WRITTEN TASK A
In the listing, switch "ruler-tick" to "scale-tick" throughout everything from the line containing "logo-letter: T (1629, 658, 1647, 759)" down to the end of the listing, and give those lines back otherwise unchanged.
# Start of SOURCE TEXT
Copyright © 1999 by Robert J. Sawyer
All Rights Reserved

Part of the "Canadian Authors on 2000" Series
commissioned for the Canadian Broadcasting Corporation's Web Site

As a science-fiction writer, I'm used to thinking in realistic terms about the future, extrapolating from what we know to what might be. But the new millennium is going to put me and my colleagues out of our jobs.

Forty years ago, Arthur C. Clarke, the author of the quintessential millennial work 2001: A Space Odyssey, coined "Clarke's Law," which says: "Any sufficiently advanced technology is indistinguishable from magic."

When Clarke said that, by "sufficiently advanced technology," he had in mind the fruits of cultures thousands of years beyond our own.

But scientific progress increases exponentially. Ninety percent of all the advances made in the millennium we're now leaving happened in its final ten percent — the final century. Antibiotics and organ transplants, space travel and radio telescopes, computers and lasers, television and motion pictures, civil rights and feminism — all of them are the product of the 20th century.

Within the next two decades, we'll see as much additional progress as we did in all of the last century: the world of A.D. 2020 will be as incomprehensible to us as our world of today would have been to Queen Victoria during the last year of her reign.

We can guess at some of what the next couple of decades will bring, but it very quickly transcends beyond the realm of what we know as science into Arthur C. Clarke's magic.

Consider nanotechnology, which is probably just around the corner. It will allow us to build things up atom by atom. You want a five-course dinner? A brick of platinum? A new kidney? Claudia Schiffer? No problem. We can build it for you.
# End of SOURCE TEXT
# Start of ITEMS
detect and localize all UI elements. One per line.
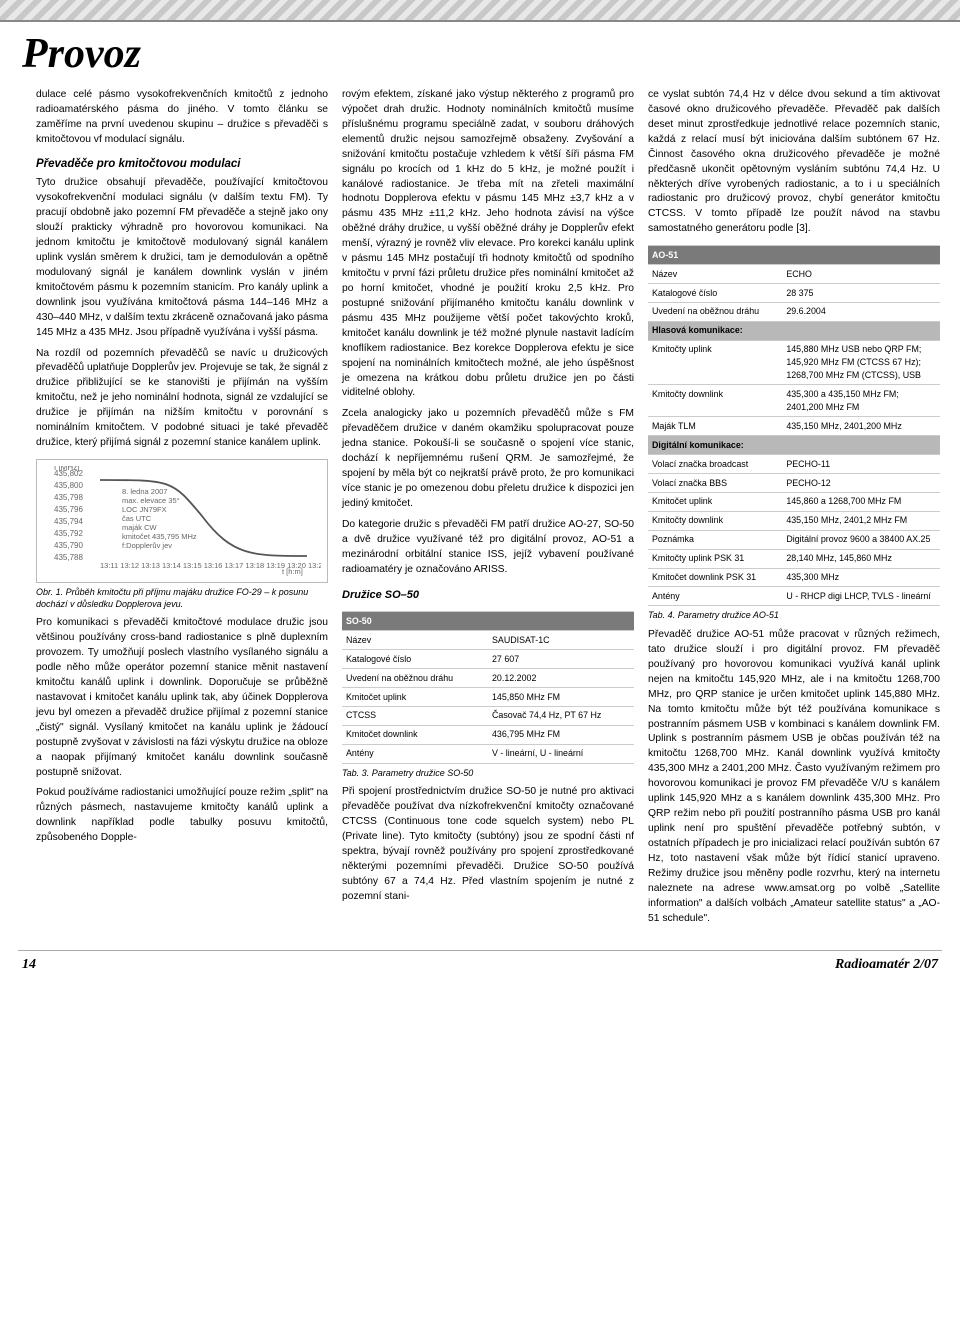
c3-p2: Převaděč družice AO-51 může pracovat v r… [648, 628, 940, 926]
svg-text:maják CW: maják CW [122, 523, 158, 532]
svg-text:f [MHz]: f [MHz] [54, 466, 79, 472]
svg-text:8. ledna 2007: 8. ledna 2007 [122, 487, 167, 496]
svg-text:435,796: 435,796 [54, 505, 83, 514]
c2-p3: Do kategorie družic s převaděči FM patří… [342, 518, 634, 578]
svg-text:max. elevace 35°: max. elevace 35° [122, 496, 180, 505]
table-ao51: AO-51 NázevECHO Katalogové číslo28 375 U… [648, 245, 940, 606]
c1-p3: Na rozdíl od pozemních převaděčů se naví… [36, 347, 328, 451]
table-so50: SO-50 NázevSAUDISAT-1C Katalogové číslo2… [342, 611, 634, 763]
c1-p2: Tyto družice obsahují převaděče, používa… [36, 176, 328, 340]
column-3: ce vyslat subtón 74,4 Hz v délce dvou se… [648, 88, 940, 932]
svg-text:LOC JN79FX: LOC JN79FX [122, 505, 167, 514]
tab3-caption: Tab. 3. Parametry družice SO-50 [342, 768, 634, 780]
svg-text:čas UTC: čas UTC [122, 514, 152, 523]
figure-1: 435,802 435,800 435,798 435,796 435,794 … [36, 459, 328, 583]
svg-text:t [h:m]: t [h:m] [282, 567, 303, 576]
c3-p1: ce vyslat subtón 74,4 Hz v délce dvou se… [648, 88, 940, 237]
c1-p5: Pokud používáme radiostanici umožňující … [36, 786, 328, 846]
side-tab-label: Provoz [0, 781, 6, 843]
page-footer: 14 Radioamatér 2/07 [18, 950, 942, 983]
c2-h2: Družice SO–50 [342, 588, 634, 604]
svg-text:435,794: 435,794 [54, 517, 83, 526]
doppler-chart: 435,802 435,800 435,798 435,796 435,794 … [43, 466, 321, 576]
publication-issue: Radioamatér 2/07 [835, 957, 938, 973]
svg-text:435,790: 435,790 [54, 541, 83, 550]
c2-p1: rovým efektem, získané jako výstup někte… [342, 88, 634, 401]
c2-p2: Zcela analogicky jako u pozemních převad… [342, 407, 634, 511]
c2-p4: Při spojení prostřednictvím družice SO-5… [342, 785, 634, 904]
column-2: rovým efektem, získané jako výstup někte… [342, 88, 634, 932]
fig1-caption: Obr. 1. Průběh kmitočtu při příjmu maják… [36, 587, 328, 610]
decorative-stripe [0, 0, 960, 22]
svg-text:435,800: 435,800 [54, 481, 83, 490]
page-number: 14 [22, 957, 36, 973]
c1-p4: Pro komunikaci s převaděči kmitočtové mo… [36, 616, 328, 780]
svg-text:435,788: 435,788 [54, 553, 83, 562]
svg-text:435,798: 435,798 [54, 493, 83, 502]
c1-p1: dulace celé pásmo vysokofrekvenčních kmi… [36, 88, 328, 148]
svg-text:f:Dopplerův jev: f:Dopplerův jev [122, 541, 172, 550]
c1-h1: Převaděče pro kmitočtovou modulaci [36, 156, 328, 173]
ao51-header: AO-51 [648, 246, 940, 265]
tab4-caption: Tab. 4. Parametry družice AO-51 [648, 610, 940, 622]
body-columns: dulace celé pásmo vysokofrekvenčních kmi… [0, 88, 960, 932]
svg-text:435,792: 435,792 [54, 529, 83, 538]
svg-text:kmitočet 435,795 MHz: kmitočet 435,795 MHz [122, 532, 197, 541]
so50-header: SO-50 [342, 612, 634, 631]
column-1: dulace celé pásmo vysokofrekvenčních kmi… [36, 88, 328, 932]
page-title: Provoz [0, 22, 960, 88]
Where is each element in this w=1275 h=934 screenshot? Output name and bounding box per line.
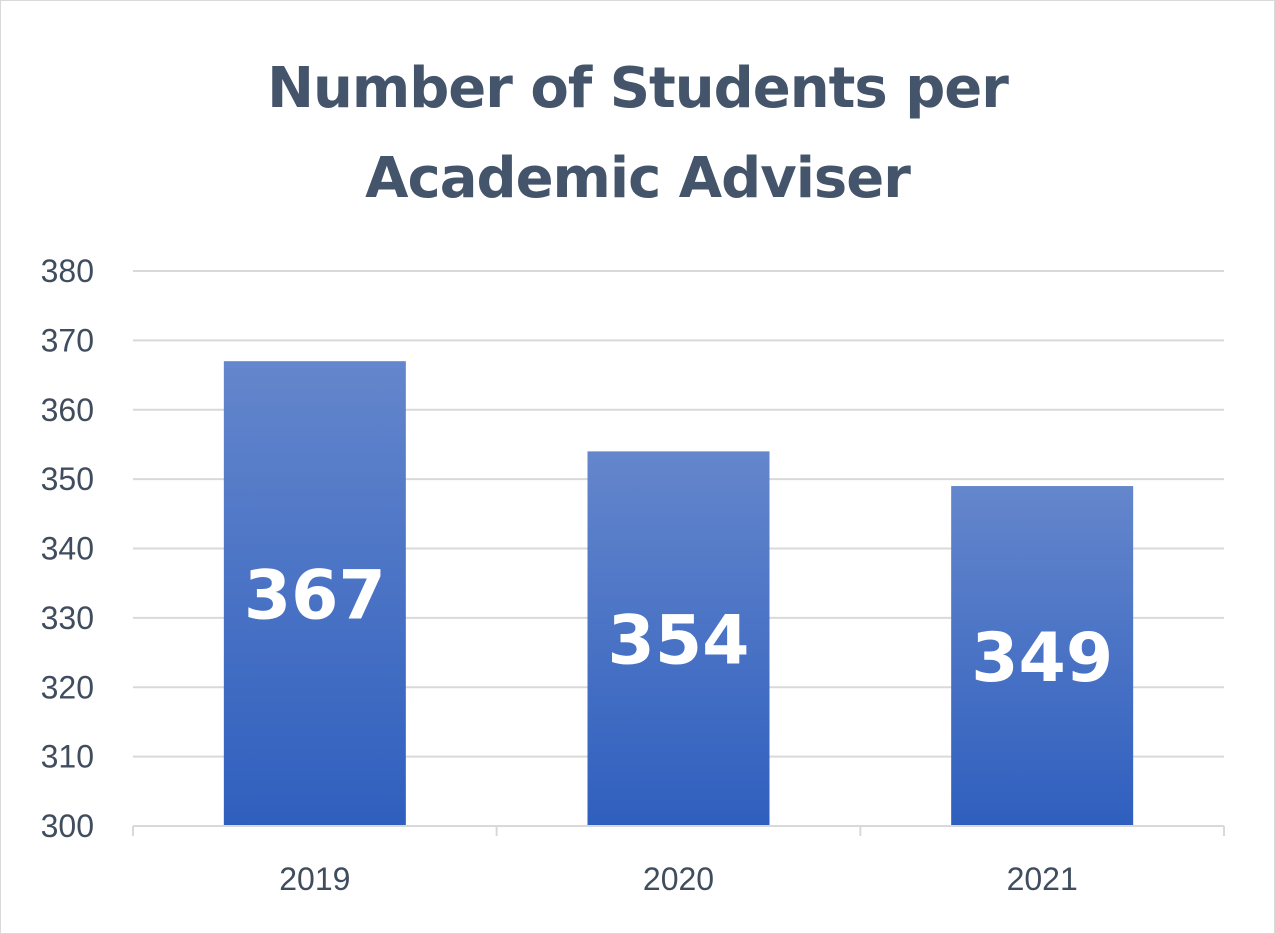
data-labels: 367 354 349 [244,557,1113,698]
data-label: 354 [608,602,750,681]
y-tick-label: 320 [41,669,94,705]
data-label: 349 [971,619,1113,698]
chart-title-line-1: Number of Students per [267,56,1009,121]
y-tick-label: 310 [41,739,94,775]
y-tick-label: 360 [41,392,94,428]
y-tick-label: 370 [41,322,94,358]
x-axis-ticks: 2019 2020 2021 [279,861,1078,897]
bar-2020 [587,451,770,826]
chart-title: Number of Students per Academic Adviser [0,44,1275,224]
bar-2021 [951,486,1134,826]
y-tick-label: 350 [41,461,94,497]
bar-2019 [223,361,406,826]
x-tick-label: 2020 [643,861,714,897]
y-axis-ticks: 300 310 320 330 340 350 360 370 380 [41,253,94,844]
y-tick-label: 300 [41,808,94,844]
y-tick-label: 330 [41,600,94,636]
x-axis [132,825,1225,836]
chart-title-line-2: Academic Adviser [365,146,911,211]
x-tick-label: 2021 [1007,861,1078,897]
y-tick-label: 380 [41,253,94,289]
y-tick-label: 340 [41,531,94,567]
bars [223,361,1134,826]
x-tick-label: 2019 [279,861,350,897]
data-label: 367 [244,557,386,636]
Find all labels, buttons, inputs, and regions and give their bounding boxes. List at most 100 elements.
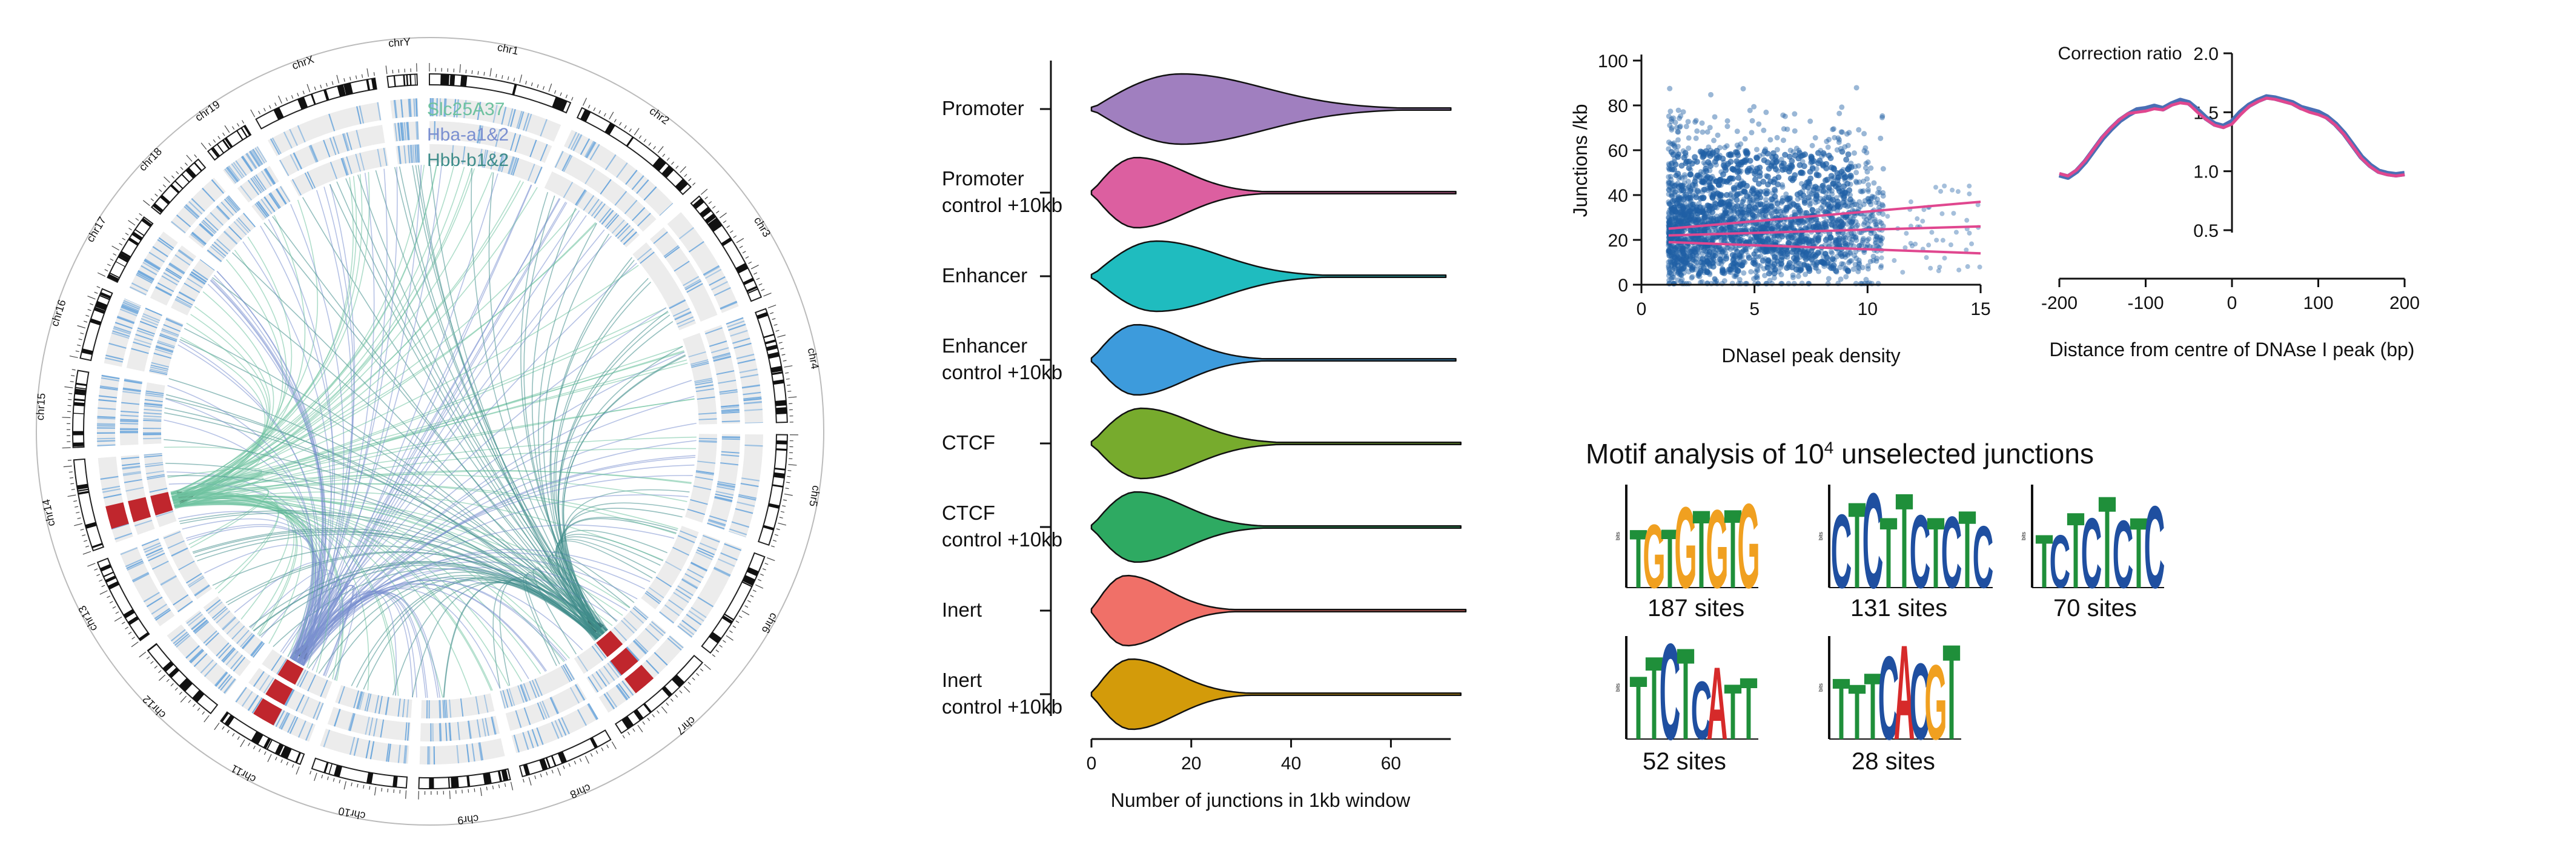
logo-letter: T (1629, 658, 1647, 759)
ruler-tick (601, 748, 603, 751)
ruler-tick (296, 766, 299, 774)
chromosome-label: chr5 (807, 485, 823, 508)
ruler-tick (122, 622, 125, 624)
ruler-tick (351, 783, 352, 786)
# End of ITEMS
WRITTEN TASK B
Answer these questions about the essay on the new millennium:
(i) What does Clarke's Law say?
(ii) What share of the past millennium's advances does the essay say happened in its final century?
(iii) For which organization's website was the piece commissioned?

FULL OUTPUT A
logo-letter: T (1629, 658, 1647, 759)
scale-tick (601, 748, 603, 751)
scale-tick (296, 766, 299, 774)
chromosome-label: chr5 (807, 485, 823, 508)
scale-tick (122, 622, 125, 624)
scale-tick (351, 783, 352, 786)

FULL OUTPUT B
(i) "Any sufficiently advanced technology is indistinguishable from magic."
(ii) Ninety percent.
(iii) The Canadian Broadcasting Corporation.